--- Begin PROVIDED RECORDS ---

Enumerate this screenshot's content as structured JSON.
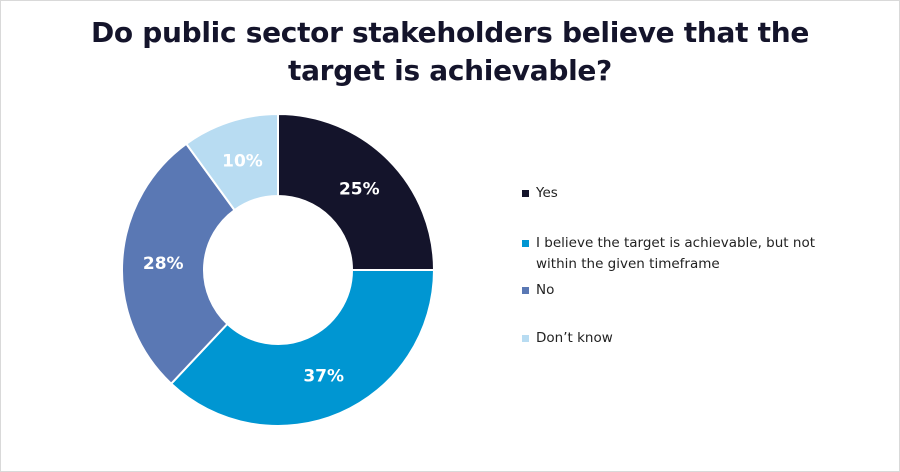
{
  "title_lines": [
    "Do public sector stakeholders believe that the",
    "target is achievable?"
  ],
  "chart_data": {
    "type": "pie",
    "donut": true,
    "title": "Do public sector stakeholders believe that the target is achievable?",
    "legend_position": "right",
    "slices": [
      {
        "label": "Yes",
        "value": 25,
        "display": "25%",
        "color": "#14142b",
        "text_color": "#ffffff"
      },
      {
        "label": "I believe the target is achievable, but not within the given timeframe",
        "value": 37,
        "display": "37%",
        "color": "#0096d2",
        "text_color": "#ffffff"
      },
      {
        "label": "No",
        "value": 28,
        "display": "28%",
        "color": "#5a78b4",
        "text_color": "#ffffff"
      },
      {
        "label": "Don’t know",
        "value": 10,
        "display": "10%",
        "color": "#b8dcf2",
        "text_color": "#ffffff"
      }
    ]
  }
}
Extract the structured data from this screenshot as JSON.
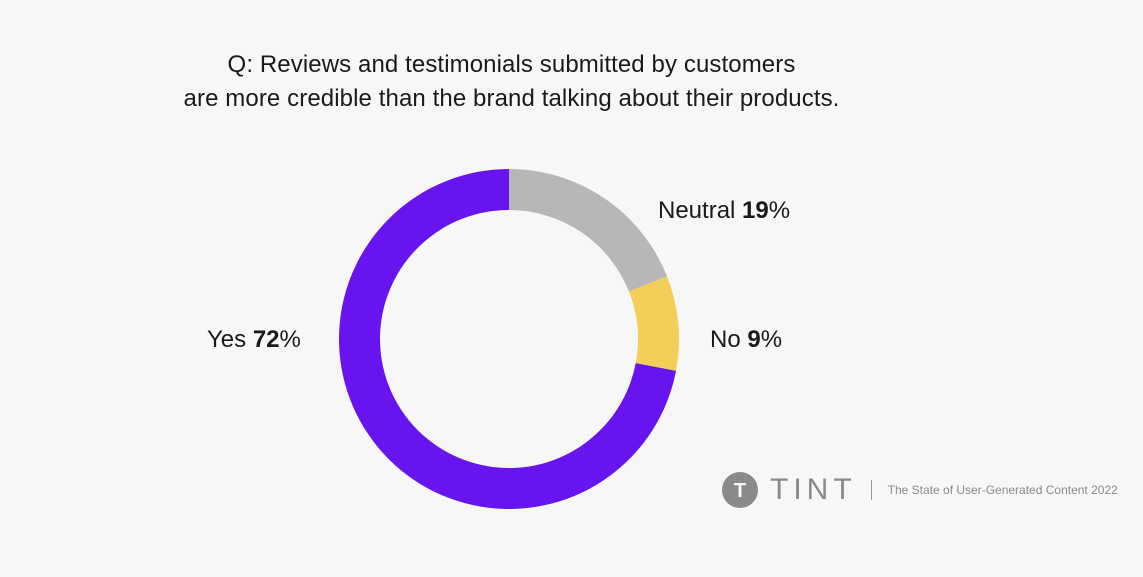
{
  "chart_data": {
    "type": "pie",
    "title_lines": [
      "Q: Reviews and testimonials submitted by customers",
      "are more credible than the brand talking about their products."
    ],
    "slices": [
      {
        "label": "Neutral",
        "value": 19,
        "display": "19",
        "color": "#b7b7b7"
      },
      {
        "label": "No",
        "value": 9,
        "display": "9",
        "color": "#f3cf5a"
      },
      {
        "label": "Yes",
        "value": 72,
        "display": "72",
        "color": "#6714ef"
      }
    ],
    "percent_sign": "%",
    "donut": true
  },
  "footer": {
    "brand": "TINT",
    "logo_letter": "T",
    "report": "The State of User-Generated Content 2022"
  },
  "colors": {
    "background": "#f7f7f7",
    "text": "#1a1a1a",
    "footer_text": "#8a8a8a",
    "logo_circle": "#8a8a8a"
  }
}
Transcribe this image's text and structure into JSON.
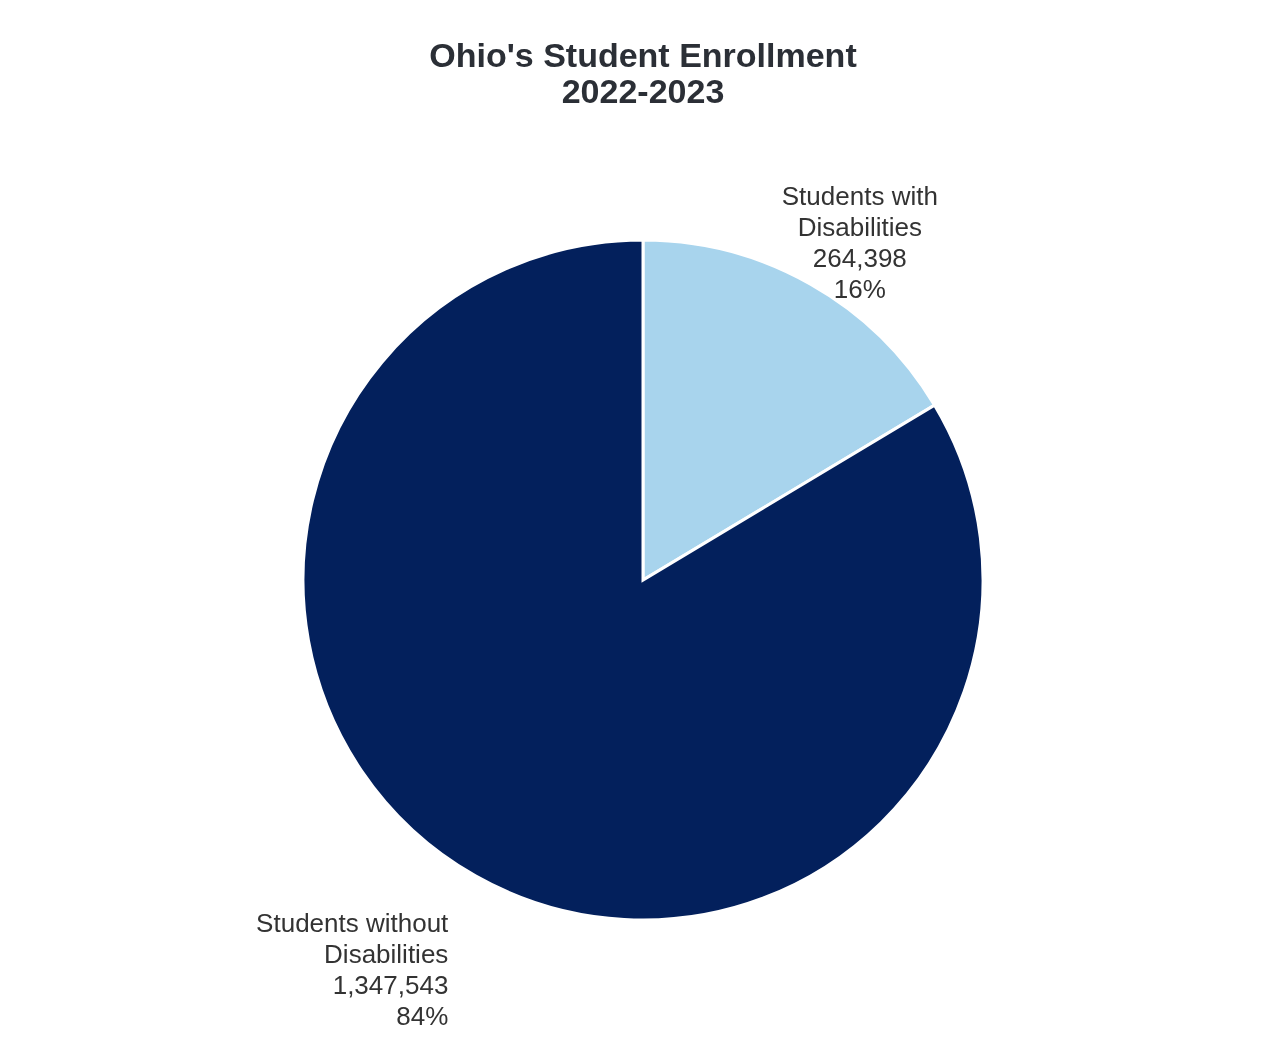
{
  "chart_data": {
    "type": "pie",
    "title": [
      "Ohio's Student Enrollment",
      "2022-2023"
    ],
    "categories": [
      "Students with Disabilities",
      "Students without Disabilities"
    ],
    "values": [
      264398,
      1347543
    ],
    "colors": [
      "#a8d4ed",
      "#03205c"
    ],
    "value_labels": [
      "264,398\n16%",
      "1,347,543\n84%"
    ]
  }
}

--- End PROVIDED RECORDS ---
--- Begin PROVIDED RECORDS ---

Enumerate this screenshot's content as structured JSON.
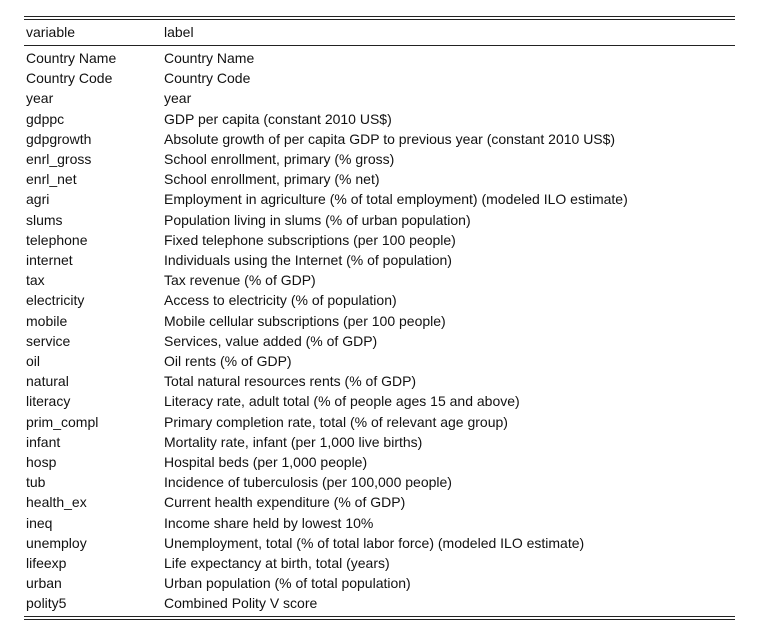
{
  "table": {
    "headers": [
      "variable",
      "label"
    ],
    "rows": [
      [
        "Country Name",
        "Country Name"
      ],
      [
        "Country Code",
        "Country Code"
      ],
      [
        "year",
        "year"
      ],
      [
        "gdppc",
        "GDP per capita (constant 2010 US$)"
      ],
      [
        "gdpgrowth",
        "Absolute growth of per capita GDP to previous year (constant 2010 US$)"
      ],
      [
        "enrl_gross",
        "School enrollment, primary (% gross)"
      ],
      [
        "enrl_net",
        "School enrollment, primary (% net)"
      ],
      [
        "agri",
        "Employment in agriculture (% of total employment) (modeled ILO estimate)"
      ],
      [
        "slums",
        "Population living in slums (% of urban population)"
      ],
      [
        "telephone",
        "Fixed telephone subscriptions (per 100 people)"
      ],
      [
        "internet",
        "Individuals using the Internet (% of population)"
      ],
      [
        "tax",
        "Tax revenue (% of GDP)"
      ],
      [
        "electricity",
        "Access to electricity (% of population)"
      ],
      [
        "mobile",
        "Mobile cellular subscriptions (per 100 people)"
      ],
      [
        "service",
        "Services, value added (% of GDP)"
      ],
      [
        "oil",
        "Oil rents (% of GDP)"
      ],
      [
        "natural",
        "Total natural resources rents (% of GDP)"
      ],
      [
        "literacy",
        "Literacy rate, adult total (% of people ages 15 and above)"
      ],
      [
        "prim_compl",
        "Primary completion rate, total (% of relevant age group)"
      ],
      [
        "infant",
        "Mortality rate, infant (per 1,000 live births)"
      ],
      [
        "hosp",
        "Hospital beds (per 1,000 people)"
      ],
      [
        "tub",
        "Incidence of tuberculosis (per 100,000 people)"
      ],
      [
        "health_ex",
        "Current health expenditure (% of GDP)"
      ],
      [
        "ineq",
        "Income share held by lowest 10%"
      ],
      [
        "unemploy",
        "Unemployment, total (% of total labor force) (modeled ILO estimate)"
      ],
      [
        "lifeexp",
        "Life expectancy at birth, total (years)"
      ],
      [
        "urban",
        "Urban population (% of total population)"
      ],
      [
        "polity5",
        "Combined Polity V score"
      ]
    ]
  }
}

--- End PROVIDED RECORDS ---
--- Begin PROVIDED RECORDS ---

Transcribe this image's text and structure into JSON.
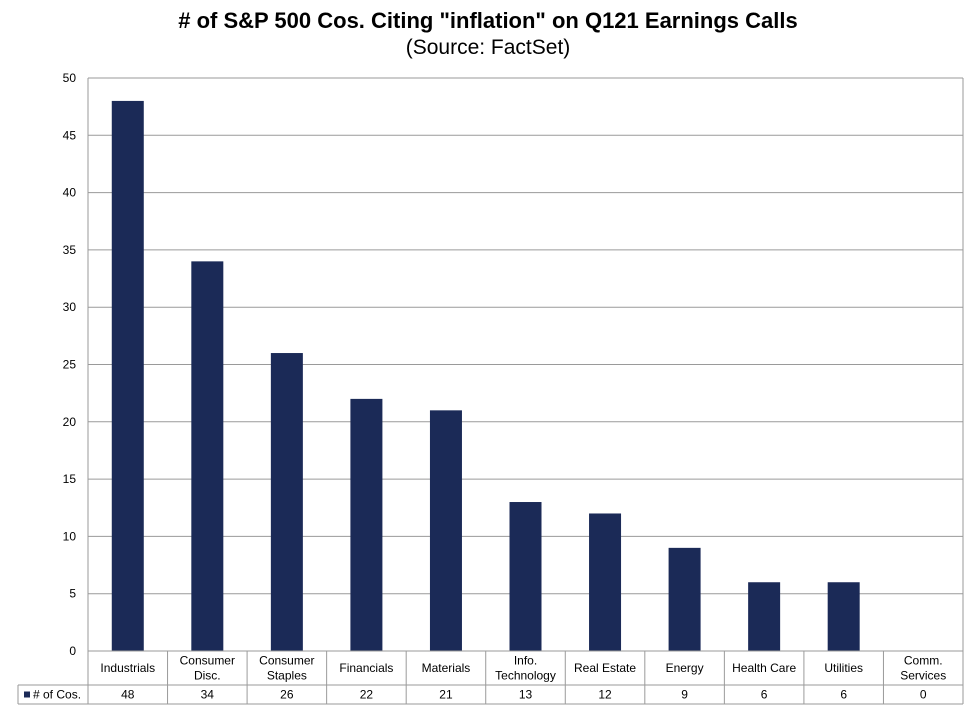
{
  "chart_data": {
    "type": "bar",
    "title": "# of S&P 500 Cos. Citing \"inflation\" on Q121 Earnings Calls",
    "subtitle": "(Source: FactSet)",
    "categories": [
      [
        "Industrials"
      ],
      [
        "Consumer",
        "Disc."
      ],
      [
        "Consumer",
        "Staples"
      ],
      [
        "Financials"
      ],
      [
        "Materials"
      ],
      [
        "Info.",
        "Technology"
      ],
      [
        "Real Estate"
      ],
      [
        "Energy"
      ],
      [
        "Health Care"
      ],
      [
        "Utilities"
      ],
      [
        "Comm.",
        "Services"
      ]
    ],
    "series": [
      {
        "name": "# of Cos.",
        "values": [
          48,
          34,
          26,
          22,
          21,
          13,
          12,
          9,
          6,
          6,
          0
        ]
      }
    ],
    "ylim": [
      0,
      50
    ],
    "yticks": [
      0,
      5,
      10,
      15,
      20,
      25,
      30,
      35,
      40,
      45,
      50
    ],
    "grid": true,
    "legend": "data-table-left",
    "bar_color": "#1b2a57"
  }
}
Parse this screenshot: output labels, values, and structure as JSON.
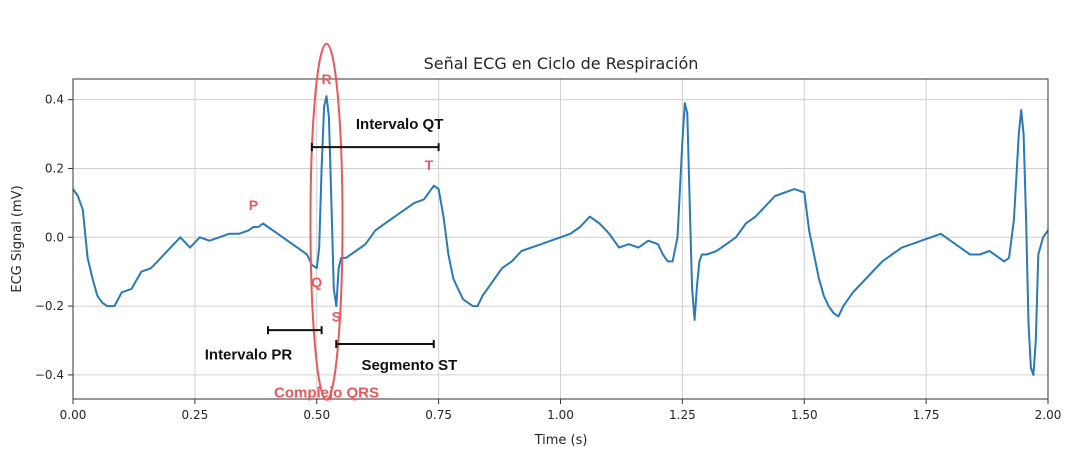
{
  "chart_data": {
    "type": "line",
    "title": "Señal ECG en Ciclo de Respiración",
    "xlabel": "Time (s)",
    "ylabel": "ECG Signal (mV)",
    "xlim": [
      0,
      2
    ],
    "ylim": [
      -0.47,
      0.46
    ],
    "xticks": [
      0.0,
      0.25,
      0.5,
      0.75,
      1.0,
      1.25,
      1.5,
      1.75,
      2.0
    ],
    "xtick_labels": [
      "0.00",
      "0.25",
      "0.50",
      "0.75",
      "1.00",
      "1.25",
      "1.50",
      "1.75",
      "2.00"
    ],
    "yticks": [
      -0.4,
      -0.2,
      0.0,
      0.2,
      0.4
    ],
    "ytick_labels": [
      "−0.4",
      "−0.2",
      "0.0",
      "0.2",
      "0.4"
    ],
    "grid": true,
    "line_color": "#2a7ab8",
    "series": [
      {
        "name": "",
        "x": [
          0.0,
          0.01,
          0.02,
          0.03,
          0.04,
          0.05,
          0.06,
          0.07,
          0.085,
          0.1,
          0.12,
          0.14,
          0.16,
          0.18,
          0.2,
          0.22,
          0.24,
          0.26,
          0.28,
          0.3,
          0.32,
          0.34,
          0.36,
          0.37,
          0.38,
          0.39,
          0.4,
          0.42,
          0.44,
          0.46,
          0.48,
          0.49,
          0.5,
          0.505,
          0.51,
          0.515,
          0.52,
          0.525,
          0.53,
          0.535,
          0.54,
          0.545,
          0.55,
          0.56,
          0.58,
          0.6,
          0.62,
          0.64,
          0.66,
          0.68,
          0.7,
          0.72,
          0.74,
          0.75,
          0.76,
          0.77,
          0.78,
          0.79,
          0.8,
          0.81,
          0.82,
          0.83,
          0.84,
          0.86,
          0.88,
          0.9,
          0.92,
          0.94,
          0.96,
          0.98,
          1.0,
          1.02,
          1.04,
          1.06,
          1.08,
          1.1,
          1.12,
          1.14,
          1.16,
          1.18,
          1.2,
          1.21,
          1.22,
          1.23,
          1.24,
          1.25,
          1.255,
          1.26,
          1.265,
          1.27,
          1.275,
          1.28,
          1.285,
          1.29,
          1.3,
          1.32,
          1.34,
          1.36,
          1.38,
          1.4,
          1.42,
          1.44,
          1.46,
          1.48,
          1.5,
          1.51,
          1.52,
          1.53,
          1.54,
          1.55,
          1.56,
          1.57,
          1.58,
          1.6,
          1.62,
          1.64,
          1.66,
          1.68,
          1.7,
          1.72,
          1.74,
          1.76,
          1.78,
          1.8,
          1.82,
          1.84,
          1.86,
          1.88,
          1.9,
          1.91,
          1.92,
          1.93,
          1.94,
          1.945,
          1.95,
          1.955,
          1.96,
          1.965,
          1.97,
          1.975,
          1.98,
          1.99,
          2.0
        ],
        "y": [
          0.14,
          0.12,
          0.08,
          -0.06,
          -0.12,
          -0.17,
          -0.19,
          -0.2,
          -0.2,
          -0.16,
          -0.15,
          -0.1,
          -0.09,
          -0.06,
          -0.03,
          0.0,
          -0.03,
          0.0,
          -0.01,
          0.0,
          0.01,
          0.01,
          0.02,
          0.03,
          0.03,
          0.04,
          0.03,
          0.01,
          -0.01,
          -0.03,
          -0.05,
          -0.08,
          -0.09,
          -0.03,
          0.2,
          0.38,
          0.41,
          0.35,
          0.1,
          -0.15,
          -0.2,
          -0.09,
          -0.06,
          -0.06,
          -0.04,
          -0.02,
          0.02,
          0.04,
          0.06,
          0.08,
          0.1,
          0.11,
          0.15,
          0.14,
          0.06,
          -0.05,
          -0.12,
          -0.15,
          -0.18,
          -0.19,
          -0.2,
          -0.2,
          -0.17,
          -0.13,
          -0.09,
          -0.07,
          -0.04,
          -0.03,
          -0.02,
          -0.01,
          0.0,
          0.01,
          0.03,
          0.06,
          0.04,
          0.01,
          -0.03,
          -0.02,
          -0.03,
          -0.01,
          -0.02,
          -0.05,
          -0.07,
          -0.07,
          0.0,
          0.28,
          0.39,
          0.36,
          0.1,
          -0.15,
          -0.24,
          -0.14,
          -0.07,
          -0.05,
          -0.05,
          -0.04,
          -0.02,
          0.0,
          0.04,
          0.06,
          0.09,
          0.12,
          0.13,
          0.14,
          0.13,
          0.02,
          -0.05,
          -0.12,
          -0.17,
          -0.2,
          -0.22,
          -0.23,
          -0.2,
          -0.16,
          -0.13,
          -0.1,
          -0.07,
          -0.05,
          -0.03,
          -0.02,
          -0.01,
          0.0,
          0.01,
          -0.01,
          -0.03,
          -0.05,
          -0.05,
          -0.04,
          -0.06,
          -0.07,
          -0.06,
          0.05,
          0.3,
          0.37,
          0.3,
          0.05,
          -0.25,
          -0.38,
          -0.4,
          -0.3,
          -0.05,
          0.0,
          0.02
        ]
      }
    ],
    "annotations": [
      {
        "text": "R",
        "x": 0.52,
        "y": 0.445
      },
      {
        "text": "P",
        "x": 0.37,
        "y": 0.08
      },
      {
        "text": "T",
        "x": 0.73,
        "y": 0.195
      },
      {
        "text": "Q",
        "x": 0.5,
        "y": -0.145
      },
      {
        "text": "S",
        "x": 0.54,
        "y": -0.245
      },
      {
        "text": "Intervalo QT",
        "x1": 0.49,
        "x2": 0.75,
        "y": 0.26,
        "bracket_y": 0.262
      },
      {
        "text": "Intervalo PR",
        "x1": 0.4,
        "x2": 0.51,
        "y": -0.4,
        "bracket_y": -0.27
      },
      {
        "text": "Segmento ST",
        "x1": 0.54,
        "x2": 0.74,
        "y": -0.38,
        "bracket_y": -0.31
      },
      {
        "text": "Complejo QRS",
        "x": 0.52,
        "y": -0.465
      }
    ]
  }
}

--- End PROVIDED RECORDS ---

TASK BRIEF -> Show every line in the entries where the string "true" occurs.

CORRECT RESULT ->
    "donut": true,
    "donut": true
    "grid": true,
    "grid": true,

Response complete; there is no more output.